(Stored data entries)
○ ○ ○

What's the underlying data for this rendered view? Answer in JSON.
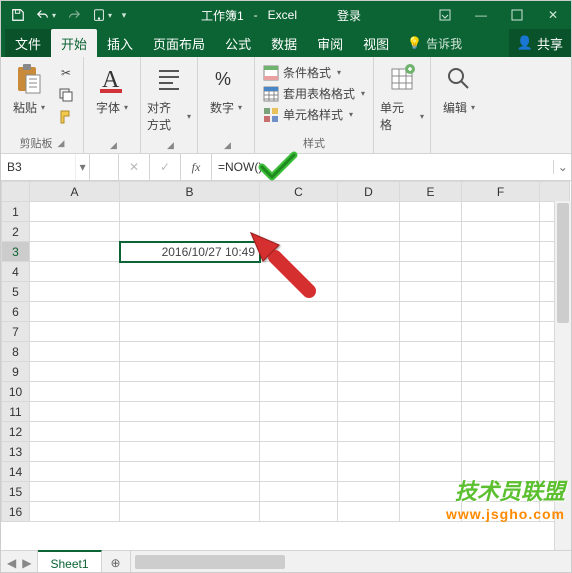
{
  "title": {
    "doc": "工作簿1",
    "app": "Excel",
    "login": "登录"
  },
  "tabs": {
    "file": "文件",
    "home": "开始",
    "insert": "插入",
    "layout": "页面布局",
    "formulas": "公式",
    "data": "数据",
    "review": "审阅",
    "view": "视图",
    "tell": "告诉我",
    "share": "共享"
  },
  "ribbon": {
    "clipboard": {
      "paste": "粘贴",
      "label": "剪贴板"
    },
    "font": {
      "btn": "字体"
    },
    "align": {
      "btn": "对齐方式"
    },
    "number": {
      "btn": "数字"
    },
    "styles": {
      "cond": "条件格式",
      "table": "套用表格格式",
      "cell": "单元格样式",
      "label": "样式"
    },
    "cells": {
      "btn": "单元格"
    },
    "editing": {
      "btn": "编辑"
    }
  },
  "fbar": {
    "cell": "B3",
    "formula": "=NOW()"
  },
  "cols": [
    "A",
    "B",
    "C",
    "D",
    "E",
    "F"
  ],
  "rows": [
    "1",
    "2",
    "3",
    "4",
    "5",
    "6",
    "7",
    "8",
    "9",
    "10",
    "11",
    "12",
    "13",
    "14",
    "15",
    "16"
  ],
  "cellB3": "2016/10/27 10:49",
  "sheet": {
    "name": "Sheet1"
  },
  "watermark": {
    "l1": "技术员联盟",
    "l2": "www.jsgho.com"
  }
}
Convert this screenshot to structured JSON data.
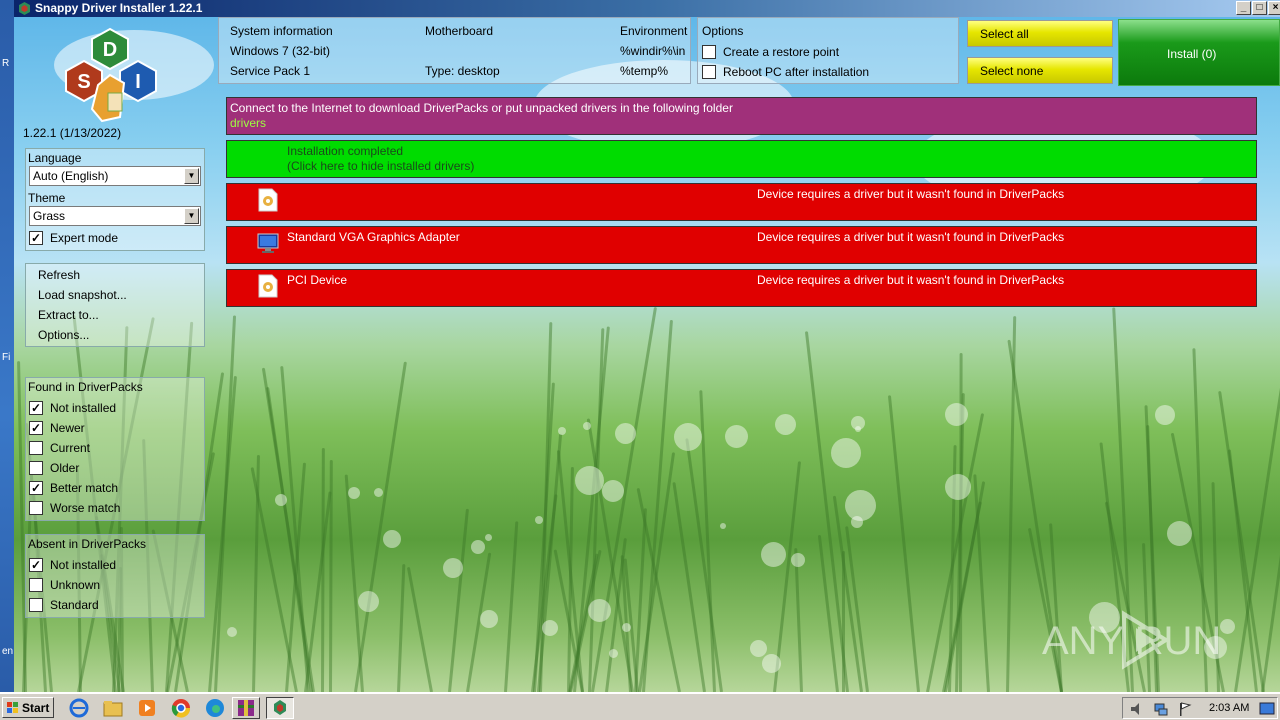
{
  "window": {
    "title": "Snappy Driver Installer 1.22.1"
  },
  "desktop_fragments": [
    "R",
    "Fi",
    "en"
  ],
  "left_panel": {
    "logo_letters": [
      "D",
      "S",
      "I"
    ],
    "version": "1.22.1 (1/13/2022)",
    "language_label": "Language",
    "language_value": "Auto (English)",
    "theme_label": "Theme",
    "theme_value": "Grass",
    "expert_mode_label": "Expert mode",
    "expert_mode_checked": true,
    "menu": [
      "Refresh",
      "Load snapshot...",
      "Extract to...",
      "Options..."
    ],
    "found_header": "Found in DriverPacks",
    "found_filters": [
      {
        "label": "Not installed",
        "checked": true
      },
      {
        "label": "Newer",
        "checked": true
      },
      {
        "label": "Current",
        "checked": false
      },
      {
        "label": "Older",
        "checked": false
      },
      {
        "label": "Better match",
        "checked": true
      },
      {
        "label": "Worse match",
        "checked": false
      }
    ],
    "absent_header": "Absent in DriverPacks",
    "absent_filters": [
      {
        "label": "Not installed",
        "checked": true
      },
      {
        "label": "Unknown",
        "checked": false
      },
      {
        "label": "Standard",
        "checked": false
      }
    ]
  },
  "system_info": {
    "col1": [
      "System information",
      "Windows 7 (32-bit)",
      "Service Pack 1"
    ],
    "col2": [
      "Motherboard",
      "",
      "Type: desktop"
    ],
    "col3": [
      "Environment",
      "%windir%\\in",
      "%temp%"
    ]
  },
  "options": {
    "header": "Options",
    "items": [
      {
        "label": "Create a restore point",
        "checked": false
      },
      {
        "label": "Reboot PC after installation",
        "checked": false
      }
    ]
  },
  "buttons": {
    "select_all": "Select all",
    "select_none": "Select none",
    "install": "Install (0)"
  },
  "rows": {
    "notice_line1": "Connect to the Internet to download DriverPacks or put unpacked drivers in the following folder",
    "notice_line2": "drivers",
    "completed_line1": "Installation completed",
    "completed_line2": "(Click here to hide installed drivers)",
    "devices": [
      {
        "name": "",
        "status": "Device requires a driver but it wasn't found in DriverPacks",
        "icon": "unknown-device-icon"
      },
      {
        "name": "Standard VGA Graphics Adapter",
        "status": "Device requires a driver but it wasn't found in DriverPacks",
        "icon": "monitor-icon"
      },
      {
        "name": "PCI Device",
        "status": "Device requires a driver but it wasn't found in DriverPacks",
        "icon": "unknown-device-icon"
      }
    ]
  },
  "watermark": "ANY RUN",
  "taskbar": {
    "start_label": "Start",
    "clock": "2:03 AM"
  },
  "colors": {
    "notice_row": "#a0307a",
    "completed_row": "#00dc00",
    "error_row": "#e00000",
    "notice_path_text": "#9cff40",
    "select_button": "#e6e600",
    "install_button": "#1a9a1a"
  }
}
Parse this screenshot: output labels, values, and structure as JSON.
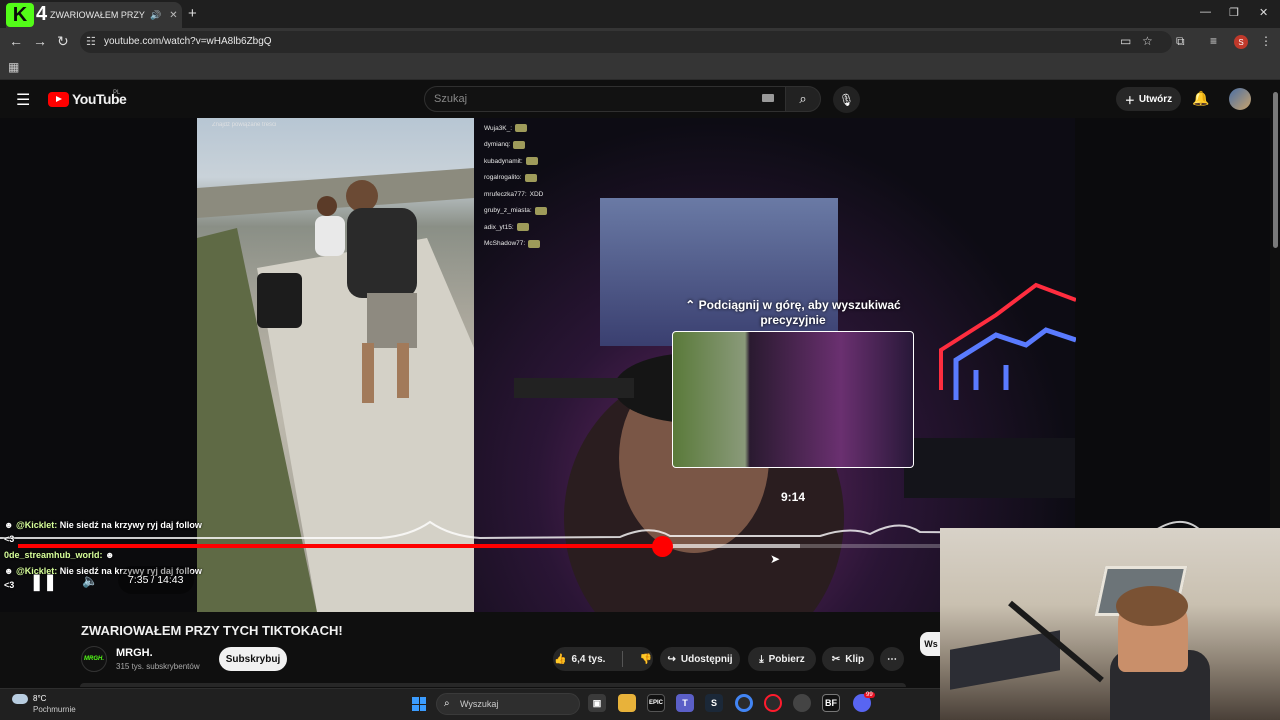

○ ○ ○

= Given exercise =
Repeat the records word for word. Any picture in them should be left out.

= Full output =
What's the underlying data for this rendered view? Answer in JSON.
{
  "title": {
    "doc": "工作簿1",
    "app": "Excel",
    "login": "登录"
  },
  "tabs": {
    "file": "文件",
    "home": "开始",
    "insert": "插入",
    "layout": "页面布局",
    "formulas": "公式",
    "data": "数据",
    "review": "审阅",
    "view": "视图",
    "tell": "告诉我",
    "share": "共享"
  },
  "ribbon": {
    "clipboard": {
      "paste": "粘贴",
      "label": "剪贴板"
    },
    "font": {
      "btn": "字体"
    },
    "align": {
      "btn": "对齐方式"
    },
    "number": {
      "btn": "数字"
    },
    "styles": {
      "cond": "条件格式",
      "table": "套用表格格式",
      "cell": "单元格样式",
      "label": "样式"
    },
    "cells": {
      "btn": "单元格"
    },
    "editing": {
      "btn": "编辑"
    }
  },
  "fbar": {
    "cell": "B3",
    "formula": "=NOW()"
  },
  "cols": [
    "A",
    "B",
    "C",
    "D",
    "E",
    "F"
  ],
  "rows": [
    "1",
    "2",
    "3",
    "4",
    "5",
    "6",
    "7",
    "8",
    "9",
    "10",
    "11",
    "12",
    "13",
    "14",
    "15",
    "16"
  ],
  "cellB3": "2016/10/27 10:49",
  "sheet": {
    "name": "Sheet1"
  },
  "watermark": {
    "l1": "技术员联盟",
    "l2": "www.jsgho.com"
  }
}
Convert this screenshot to structured JSON data.
{
  "window": {
    "title": "Snappy Driver Installer 1.22.1"
  },
  "desktop_fragments": [
    "R",
    "Fi",
    "en"
  ],
  "left_panel": {
    "logo_letters": [
      "D",
      "S",
      "I"
    ],
    "version": "1.22.1 (1/13/2022)",
    "language_label": "Language",
    "language_value": "Auto (English)",
    "theme_label": "Theme",
    "theme_value": "Grass",
    "expert_mode_label": "Expert mode",
    "expert_mode_checked": true,
    "menu": [
      "Refresh",
      "Load snapshot...",
      "Extract to...",
      "Options..."
    ],
    "found_header": "Found in DriverPacks",
    "found_filters": [
      {
        "label": "Not installed",
        "checked": true
      },
      {
        "label": "Newer",
        "checked": true
      },
      {
        "label": "Current",
        "checked": false
      },
      {
        "label": "Older",
        "checked": false
      },
      {
        "label": "Better match",
        "checked": true
      },
      {
        "label": "Worse match",
        "checked": false
      }
    ],
    "absent_header": "Absent in DriverPacks",
    "absent_filters": [
      {
        "label": "Not installed",
        "checked": true
      },
      {
        "label": "Unknown",
        "checked": false
      },
      {
        "label": "Standard",
        "checked": false
      }
    ]
  },
  "system_info": {
    "col1": [
      "System information",
      "Windows 7 (32-bit)",
      "Service Pack 1"
    ],
    "col2": [
      "Motherboard",
      "",
      "Type: desktop"
    ],
    "col3": [
      "Environment",
      "%windir%\\in",
      "%temp%"
    ]
  },
  "options": {
    "header": "Options",
    "items": [
      {
        "label": "Create a restore point",
        "checked": false
      },
      {
        "label": "Reboot PC after installation",
        "checked": false
      }
    ]
  },
  "buttons": {
    "select_all": "Select all",
    "select_none": "Select none",
    "install": "Install (0)"
  },
  "rows": {
    "notice_line1": "Connect to the Internet to download DriverPacks or put unpacked drivers in the following folder",
    "notice_line2": "drivers",
    "completed_line1": "Installation completed",
    "completed_line2": "(Click here to hide installed drivers)",
    "devices": [
      {
        "name": "",
        "status": "Device requires a driver but it wasn't found in DriverPacks",
        "icon": "unknown-device-icon"
      },
      {
        "name": "Standard VGA Graphics Adapter",
        "status": "Device requires a driver but it wasn't found in DriverPacks",
        "icon": "monitor-icon"
      },
      {
        "name": "PCI Device",
        "status": "Device requires a driver but it wasn't found in DriverPacks",
        "icon": "unknown-device-icon"
      }
    ]
  },
  "watermark": "ANY RUN",
  "taskbar": {
    "start_label": "Start",
    "clock": "2:03 AM"
  },
  "colors": {
    "notice_row": "#a0307a",
    "completed_row": "#00dc00",
    "error_row": "#e00000",
    "notice_path_text": "#9cff40",
    "select_button": "#e6e600",
    "install_button": "#1a9a1a"
  }
}
Parse this screenshot: output labels, values, and structure as JSON.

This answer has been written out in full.